• _Input records_
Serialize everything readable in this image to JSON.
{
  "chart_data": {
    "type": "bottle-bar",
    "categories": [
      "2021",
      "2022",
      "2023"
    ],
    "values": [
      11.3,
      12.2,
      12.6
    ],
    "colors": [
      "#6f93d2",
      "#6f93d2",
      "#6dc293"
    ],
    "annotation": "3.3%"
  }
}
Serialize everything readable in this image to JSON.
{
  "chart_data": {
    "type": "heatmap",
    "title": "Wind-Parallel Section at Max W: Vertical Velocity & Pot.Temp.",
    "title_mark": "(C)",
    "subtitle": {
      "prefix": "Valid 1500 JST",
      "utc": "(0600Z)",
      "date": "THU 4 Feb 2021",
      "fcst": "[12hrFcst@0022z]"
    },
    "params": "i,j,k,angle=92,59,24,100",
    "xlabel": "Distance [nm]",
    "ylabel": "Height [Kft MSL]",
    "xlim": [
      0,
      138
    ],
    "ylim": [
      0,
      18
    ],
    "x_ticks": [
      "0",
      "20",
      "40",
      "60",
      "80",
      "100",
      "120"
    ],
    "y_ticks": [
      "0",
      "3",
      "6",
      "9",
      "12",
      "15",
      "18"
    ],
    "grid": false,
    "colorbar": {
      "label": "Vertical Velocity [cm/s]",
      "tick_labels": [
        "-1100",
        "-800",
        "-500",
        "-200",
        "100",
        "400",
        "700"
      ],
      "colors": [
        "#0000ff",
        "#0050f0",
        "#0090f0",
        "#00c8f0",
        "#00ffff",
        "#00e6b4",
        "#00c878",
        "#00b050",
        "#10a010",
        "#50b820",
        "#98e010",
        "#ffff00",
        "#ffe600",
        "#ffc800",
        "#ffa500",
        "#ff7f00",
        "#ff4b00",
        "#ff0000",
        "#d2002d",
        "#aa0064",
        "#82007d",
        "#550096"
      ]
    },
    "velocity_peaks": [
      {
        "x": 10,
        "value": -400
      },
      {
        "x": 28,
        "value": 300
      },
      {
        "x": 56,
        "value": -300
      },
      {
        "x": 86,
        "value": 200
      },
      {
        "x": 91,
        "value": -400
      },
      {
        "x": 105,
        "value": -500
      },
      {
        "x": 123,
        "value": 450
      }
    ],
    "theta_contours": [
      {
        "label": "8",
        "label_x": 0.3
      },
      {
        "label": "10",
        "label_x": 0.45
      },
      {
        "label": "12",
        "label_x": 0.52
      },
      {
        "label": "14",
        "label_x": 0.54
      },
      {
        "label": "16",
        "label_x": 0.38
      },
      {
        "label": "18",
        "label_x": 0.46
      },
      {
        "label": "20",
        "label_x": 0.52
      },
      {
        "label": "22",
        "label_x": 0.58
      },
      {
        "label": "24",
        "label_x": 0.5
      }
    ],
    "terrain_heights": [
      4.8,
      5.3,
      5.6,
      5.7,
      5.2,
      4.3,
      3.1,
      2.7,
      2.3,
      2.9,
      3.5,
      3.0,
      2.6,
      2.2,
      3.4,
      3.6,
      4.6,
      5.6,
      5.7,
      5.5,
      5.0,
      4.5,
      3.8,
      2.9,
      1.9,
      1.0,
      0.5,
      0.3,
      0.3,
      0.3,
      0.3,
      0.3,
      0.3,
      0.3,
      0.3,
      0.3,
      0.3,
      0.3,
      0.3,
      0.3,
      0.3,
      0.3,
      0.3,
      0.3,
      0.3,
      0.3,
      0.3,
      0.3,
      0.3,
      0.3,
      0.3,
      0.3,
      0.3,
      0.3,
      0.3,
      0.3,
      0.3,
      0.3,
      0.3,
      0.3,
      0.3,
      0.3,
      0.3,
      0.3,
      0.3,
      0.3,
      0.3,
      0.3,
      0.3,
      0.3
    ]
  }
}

• _Exercise directions_
Return each line of the data exactly as written above.

• _Task result_
Serialize everything readable in this image to JSON.
{
  "chart_data": {
    "type": "bottle-bar",
    "categories": [
      "2021",
      "2022",
      "2023"
    ],
    "values": [
      11.3,
      12.2,
      12.6
    ],
    "colors": [
      "#6f93d2",
      "#6f93d2",
      "#6dc293"
    ],
    "annotation": "3.3%"
  }
}
Serialize everything readable in this image to JSON.
{
  "chart_data": {
    "type": "heatmap",
    "title": "Wind-Parallel Section at Max W: Vertical Velocity & Pot.Temp.",
    "title_mark": "(C)",
    "subtitle": {
      "prefix": "Valid 1500 JST",
      "utc": "(0600Z)",
      "date": "THU 4 Feb 2021",
      "fcst": "[12hrFcst@0022z]"
    },
    "params": "i,j,k,angle=92,59,24,100",
    "xlabel": "Distance [nm]",
    "ylabel": "Height [Kft MSL]",
    "xlim": [
      0,
      138
    ],
    "ylim": [
      0,
      18
    ],
    "x_ticks": [
      "0",
      "20",
      "40",
      "60",
      "80",
      "100",
      "120"
    ],
    "y_ticks": [
      "0",
      "3",
      "6",
      "9",
      "12",
      "15",
      "18"
    ],
    "grid": false,
    "colorbar": {
      "label": "Vertical Velocity [cm/s]",
      "tick_labels": [
        "-1100",
        "-800",
        "-500",
        "-200",
        "100",
        "400",
        "700"
      ],
      "colors": [
        "#0000ff",
        "#0050f0",
        "#0090f0",
        "#00c8f0",
        "#00ffff",
        "#00e6b4",
        "#00c878",
        "#00b050",
        "#10a010",
        "#50b820",
        "#98e010",
        "#ffff00",
        "#ffe600",
        "#ffc800",
        "#ffa500",
        "#ff7f00",
        "#ff4b00",
        "#ff0000",
        "#d2002d",
        "#aa0064",
        "#82007d",
        "#550096"
      ]
    },
    "velocity_peaks": [
      {
        "x": 10,
        "value": -400
      },
      {
        "x": 28,
        "value": 300
      },
      {
        "x": 56,
        "value": -300
      },
      {
        "x": 86,
        "value": 200
      },
      {
        "x": 91,
        "value": -400
      },
      {
        "x": 105,
        "value": -500
      },
      {
        "x": 123,
        "value": 450
      }
    ],
    "theta_contours": [
      {
        "label": "8",
        "label_x": 0.3
      },
      {
        "label": "10",
        "label_x": 0.45
      },
      {
        "label": "12",
        "label_x": 0.52
      },
      {
        "label": "14",
        "label_x": 0.54
      },
      {
        "label": "16",
        "label_x": 0.38
      },
      {
        "label": "18",
        "label_x": 0.46
      },
      {
        "label": "20",
        "label_x": 0.52
      },
      {
        "label": "22",
        "label_x": 0.58
      },
      {
        "label": "24",
        "label_x": 0.5
      }
    ],
    "terrain_heights": [
      4.8,
      5.3,
      5.6,
      5.7,
      5.2,
      4.3,
      3.1,
      2.7,
      2.3,
      2.9,
      3.5,
      3.0,
      2.6,
      2.2,
      3.4,
      3.6,
      4.6,
      5.6,
      5.7,
      5.5,
      5.0,
      4.5,
      3.8,
      2.9,
      1.9,
      1.0,
      0.5,
      0.3,
      0.3,
      0.3,
      0.3,
      0.3,
      0.3,
      0.3,
      0.3,
      0.3,
      0.3,
      0.3,
      0.3,
      0.3,
      0.3,
      0.3,
      0.3,
      0.3,
      0.3,
      0.3,
      0.3,
      0.3,
      0.3,
      0.3,
      0.3,
      0.3,
      0.3,
      0.3,
      0.3,
      0.3,
      0.3,
      0.3,
      0.3,
      0.3,
      0.3,
      0.3,
      0.3,
      0.3,
      0.3,
      0.3,
      0.3,
      0.3,
      0.3,
      0.3
    ]
  }
}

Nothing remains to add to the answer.